▶ **TASK REQUIREMENTS**
a) Answer these from the regex introduction, one line each, marked the same way:
(i) What does the example pattern `\b\d+\b` match?
(ii) Which Python module is given for interacting with the Regex Engine?
(iii) Which method finds the first match anywhere in the text?
b) Please set down the part of the regex introduction starting with "# Introduction to" and going on through "more decimal digits.", unchanged.
Begin READING TEXT
# Introduction to Regular Expression or `regex`

* **Pattern** - A text pattern of interest expressed in Regular Expression Language <br> Example: `\b\d+\b` matches a word made up of one or more decimal digits.

* **Text** – String in which to look for a match with a given pattern

* **Regex Engine** - Regular Expression Engine that does the actual work

* **Regex Module** – Python module for interacting with Regex Engine.
Module: re

# Resources

* <a href="https://regex101.com/"> regex101 </a>
* <a href="https://docs.python.org/3/library/re.html"> docs.python.org </a>
* <a href="https://www.regular-expressions.info/brackets.html"> www.regular-expressions.info </a>

## Python `regex` methods

Some common methods:
* `re.match()` - Finds first match at start of text.   
* `re.fullmatch()`
* `re.search()` - Finds the first match anywhere in the text
* `re.findall()` - Finds all matches 
    * This method will return only after scanning the entire text. Can take a long time to run if looking throught a long text.
End READING TEXT
Begin DATA LISTING
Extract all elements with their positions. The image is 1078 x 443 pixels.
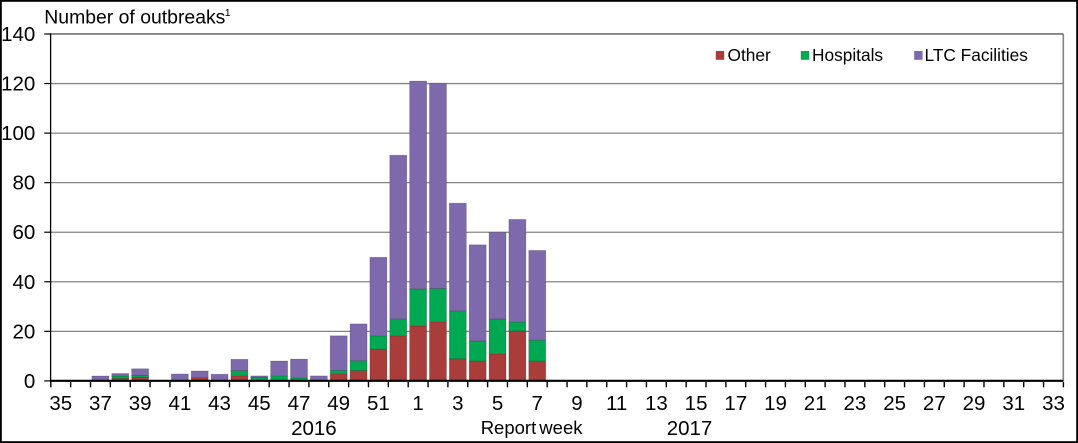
svg-text:15: 15 <box>685 392 708 415</box>
svg-text:60: 60 <box>12 221 35 244</box>
svg-text:29: 29 <box>963 392 986 415</box>
svg-text:41: 41 <box>168 392 191 415</box>
svg-text:51: 51 <box>367 392 390 415</box>
svg-text:23: 23 <box>844 392 867 415</box>
svg-text:7: 7 <box>532 392 543 415</box>
svg-text:20: 20 <box>12 320 35 343</box>
svg-text:25: 25 <box>883 392 906 415</box>
svg-text:40: 40 <box>12 271 35 294</box>
svg-text:Number of outbreaks: Number of outbreaks <box>44 7 225 29</box>
svg-text:13: 13 <box>645 392 668 415</box>
svg-text:Other: Other <box>728 45 771 65</box>
svg-text:2017: 2017 <box>667 417 713 440</box>
svg-text:43: 43 <box>208 392 231 415</box>
svg-text:week: week <box>538 417 583 438</box>
svg-text:39: 39 <box>129 392 152 415</box>
svg-text:Report: Report <box>481 417 537 438</box>
svg-text:LTC Facilities: LTC Facilities <box>925 45 1029 65</box>
svg-text:1: 1 <box>225 7 231 19</box>
svg-text:17: 17 <box>724 392 747 415</box>
svg-text:1: 1 <box>412 392 423 415</box>
svg-text:49: 49 <box>327 392 350 415</box>
svg-text:45: 45 <box>248 392 271 415</box>
svg-text:35: 35 <box>49 392 72 415</box>
svg-text:140: 140 <box>1 23 35 46</box>
svg-text:31: 31 <box>1002 392 1025 415</box>
svg-text:2016: 2016 <box>291 417 337 440</box>
svg-text:19: 19 <box>764 392 787 415</box>
svg-text:33: 33 <box>1042 392 1065 415</box>
svg-text:120: 120 <box>1 73 35 96</box>
svg-text:11: 11 <box>606 392 627 415</box>
svg-text:80: 80 <box>12 172 35 195</box>
svg-text:3: 3 <box>452 392 463 415</box>
svg-text:27: 27 <box>923 392 946 415</box>
svg-text:5: 5 <box>492 392 503 415</box>
svg-text:Hospitals: Hospitals <box>812 45 883 65</box>
svg-text:0: 0 <box>24 370 35 393</box>
svg-text:47: 47 <box>288 392 311 415</box>
svg-text:100: 100 <box>1 122 35 145</box>
svg-text:9: 9 <box>571 392 582 415</box>
svg-text:37: 37 <box>89 392 112 415</box>
svg-text:21: 21 <box>804 392 827 415</box>
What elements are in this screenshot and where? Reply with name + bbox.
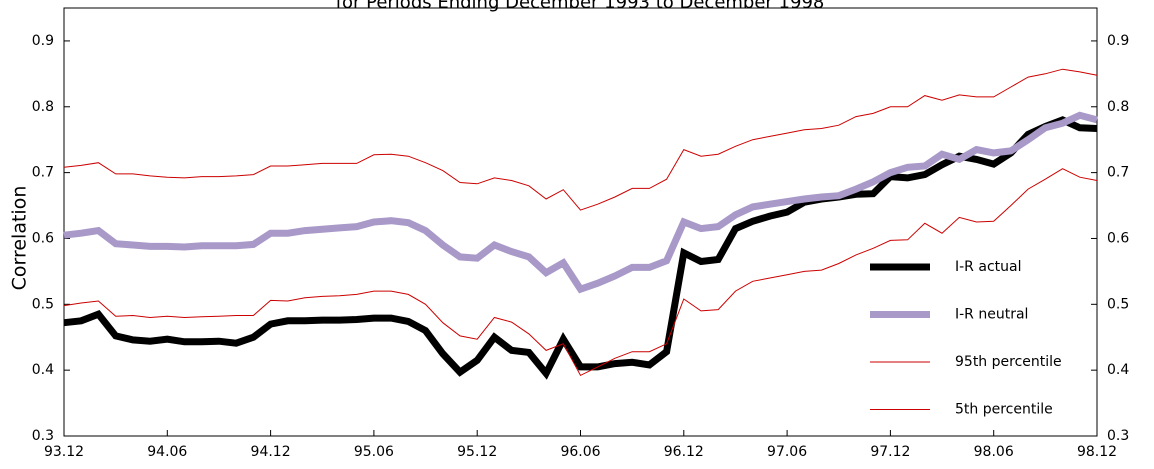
x-tick-label: 96.12 [664,444,704,460]
y-tick-label: 0.4 [32,362,54,378]
legend-label: I-R actual [955,259,1021,275]
series-line [63,111,1098,294]
x-tick-label: 94.12 [251,444,291,460]
series-line [63,168,1098,377]
series-line [63,116,1098,380]
y2-tick-label: 0.5 [1107,296,1129,312]
series-line [63,68,1098,211]
x-tick-label: 98.06 [974,444,1014,460]
x-tick-label: 93.12 [44,444,84,460]
x-tick-label: 98.12 [1077,444,1117,460]
legend-label: I-R neutral [955,307,1028,323]
x-tick-label: 97.06 [767,444,807,460]
y2-tick-label: 0.7 [1107,165,1129,181]
y-tick-label: 0.6 [32,230,54,246]
y2-tick-label: 0.9 [1107,33,1129,49]
chart-title: for Periods Ending December 1993 to Dece… [336,0,825,13]
y-tick-label: 0.5 [32,296,54,312]
y-tick-label: 0.9 [32,33,54,49]
y2-tick-label: 0.6 [1107,230,1129,246]
x-tick-label: 96.06 [560,444,600,460]
x-tick-label: 94.06 [147,444,187,460]
x-tick-label: 95.06 [354,444,394,460]
y2-tick-label: 0.8 [1107,99,1129,115]
y2-tick-label: 0.3 [1107,428,1129,444]
x-tick-label: 95.12 [457,444,497,460]
y-tick-label: 0.7 [32,165,54,181]
y-tick-label: 0.8 [32,99,54,115]
plot-frame [63,7,1098,437]
x-tick-label: 97.12 [870,444,910,460]
legend-label: 5th percentile [955,402,1053,418]
y-tick-label: 0.3 [32,428,54,444]
legend-label: 95th percentile [955,354,1062,370]
y-axis-label: Correlation [9,186,31,291]
y2-tick-label: 0.4 [1107,362,1129,378]
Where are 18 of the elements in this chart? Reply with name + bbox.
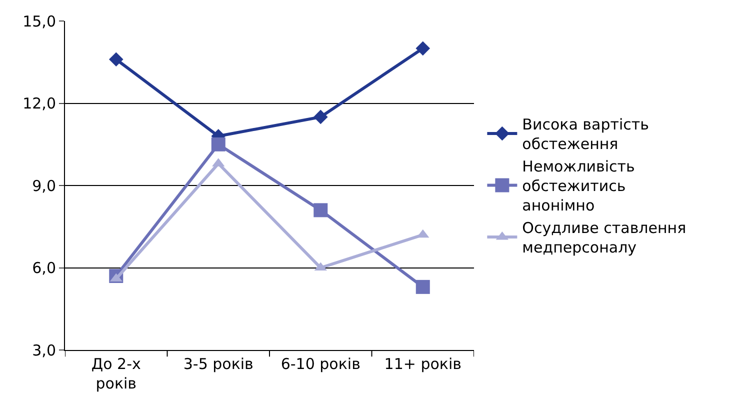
legend-label: Осудливе ставлення медперсоналу <box>522 219 686 257</box>
y-tick-label: 15,0 <box>22 12 56 30</box>
x-tick-label: До 2-х років <box>91 355 141 392</box>
point <box>211 137 226 152</box>
x-tick-label: 11+ років <box>384 355 462 373</box>
x-tick-label: 6-10 років <box>280 355 360 373</box>
point <box>108 52 124 67</box>
legend-label: Неможливість обстежитись анонімно <box>522 158 635 215</box>
x-tick-label: 3-5 років <box>183 355 254 373</box>
y-tick-label: 9,0 <box>32 176 56 195</box>
point <box>313 110 328 124</box>
point <box>314 203 328 218</box>
point <box>416 280 430 294</box>
y-tick-label: 3,0 <box>32 341 56 360</box>
y-tick-label: 6,0 <box>32 259 56 277</box>
legend-label: Висока вартість обстеження <box>522 116 649 154</box>
point <box>416 41 430 56</box>
y-tick-label: 12,0 <box>22 94 56 112</box>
End DATA LISTING
▶ **RESPONSES PER TASK**
a)
(i) A word made up of one or more decimal digits.
(ii) re
(iii) `re.search()`

b)
# Introduction to Regular Expression or `regex`

* **Pattern** - A text pattern of interest expressed in Regular Expression Language <br> Example: `\b\d+\b` matches a word made up of one or more decimal digits.